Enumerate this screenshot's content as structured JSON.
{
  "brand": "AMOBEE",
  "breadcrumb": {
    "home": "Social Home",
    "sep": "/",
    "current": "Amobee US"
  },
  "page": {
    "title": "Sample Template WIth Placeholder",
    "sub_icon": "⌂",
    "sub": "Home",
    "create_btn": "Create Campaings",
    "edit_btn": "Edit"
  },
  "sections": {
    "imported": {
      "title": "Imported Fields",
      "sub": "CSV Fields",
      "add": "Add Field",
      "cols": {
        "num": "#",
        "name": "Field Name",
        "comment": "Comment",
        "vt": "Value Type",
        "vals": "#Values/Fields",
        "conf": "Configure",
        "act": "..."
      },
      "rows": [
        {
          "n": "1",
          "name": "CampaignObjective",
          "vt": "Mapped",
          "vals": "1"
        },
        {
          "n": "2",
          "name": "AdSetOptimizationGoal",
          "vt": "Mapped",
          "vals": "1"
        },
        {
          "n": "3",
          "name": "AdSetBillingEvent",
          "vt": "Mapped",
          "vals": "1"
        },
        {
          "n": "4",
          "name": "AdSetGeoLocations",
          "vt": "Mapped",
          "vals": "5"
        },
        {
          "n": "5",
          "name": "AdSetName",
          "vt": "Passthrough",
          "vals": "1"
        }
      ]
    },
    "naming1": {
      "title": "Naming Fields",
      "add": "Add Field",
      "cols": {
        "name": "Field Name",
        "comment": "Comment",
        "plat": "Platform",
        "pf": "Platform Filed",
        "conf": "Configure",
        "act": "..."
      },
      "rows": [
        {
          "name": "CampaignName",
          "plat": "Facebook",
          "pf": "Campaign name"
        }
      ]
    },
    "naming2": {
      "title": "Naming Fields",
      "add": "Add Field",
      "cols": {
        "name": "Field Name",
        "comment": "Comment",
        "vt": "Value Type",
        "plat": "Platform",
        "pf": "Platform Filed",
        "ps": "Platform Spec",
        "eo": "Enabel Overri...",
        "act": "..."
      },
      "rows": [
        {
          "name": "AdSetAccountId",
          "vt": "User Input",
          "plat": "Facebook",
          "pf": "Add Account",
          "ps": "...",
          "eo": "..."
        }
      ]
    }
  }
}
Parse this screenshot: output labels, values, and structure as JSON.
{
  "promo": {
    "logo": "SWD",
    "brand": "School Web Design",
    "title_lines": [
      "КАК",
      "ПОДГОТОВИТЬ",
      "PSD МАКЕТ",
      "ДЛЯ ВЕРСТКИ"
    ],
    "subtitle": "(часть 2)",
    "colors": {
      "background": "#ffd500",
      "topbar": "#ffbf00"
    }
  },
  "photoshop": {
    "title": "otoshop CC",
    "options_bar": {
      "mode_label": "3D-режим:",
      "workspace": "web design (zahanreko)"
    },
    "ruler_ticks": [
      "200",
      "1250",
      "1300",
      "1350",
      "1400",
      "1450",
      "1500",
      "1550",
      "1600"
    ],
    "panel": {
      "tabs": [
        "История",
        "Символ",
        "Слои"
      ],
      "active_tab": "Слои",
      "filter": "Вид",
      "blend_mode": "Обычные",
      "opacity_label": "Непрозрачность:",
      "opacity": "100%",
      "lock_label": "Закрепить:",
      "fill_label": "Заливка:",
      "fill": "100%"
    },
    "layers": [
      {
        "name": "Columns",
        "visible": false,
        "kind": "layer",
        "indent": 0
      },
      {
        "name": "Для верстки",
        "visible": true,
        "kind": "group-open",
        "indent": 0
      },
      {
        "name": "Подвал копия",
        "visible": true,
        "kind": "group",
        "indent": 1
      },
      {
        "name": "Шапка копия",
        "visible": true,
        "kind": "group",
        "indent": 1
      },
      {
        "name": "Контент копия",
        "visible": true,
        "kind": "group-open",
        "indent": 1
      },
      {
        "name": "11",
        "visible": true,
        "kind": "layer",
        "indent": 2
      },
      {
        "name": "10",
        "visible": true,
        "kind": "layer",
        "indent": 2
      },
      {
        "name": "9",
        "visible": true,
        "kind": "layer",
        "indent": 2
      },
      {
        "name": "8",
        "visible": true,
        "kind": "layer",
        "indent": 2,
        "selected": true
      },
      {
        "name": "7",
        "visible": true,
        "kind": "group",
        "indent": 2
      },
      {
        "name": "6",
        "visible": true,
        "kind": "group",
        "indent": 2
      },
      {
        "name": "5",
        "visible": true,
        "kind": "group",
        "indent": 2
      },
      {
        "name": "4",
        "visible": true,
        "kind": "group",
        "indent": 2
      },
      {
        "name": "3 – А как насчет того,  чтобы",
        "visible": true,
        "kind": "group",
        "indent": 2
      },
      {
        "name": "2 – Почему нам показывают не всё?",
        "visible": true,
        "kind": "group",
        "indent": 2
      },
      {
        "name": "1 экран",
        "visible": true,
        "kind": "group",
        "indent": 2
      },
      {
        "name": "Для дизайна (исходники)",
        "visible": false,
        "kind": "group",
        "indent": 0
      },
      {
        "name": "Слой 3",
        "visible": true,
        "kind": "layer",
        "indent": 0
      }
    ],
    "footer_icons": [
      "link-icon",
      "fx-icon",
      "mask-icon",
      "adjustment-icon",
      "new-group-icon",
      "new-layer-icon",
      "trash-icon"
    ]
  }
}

· · · · · · ·

▸ REQUIRED WORK:
Find how many lines of the listing include the string "JSON" and give that number, nothing else.

▸ EXERCISE RESPONSE:
2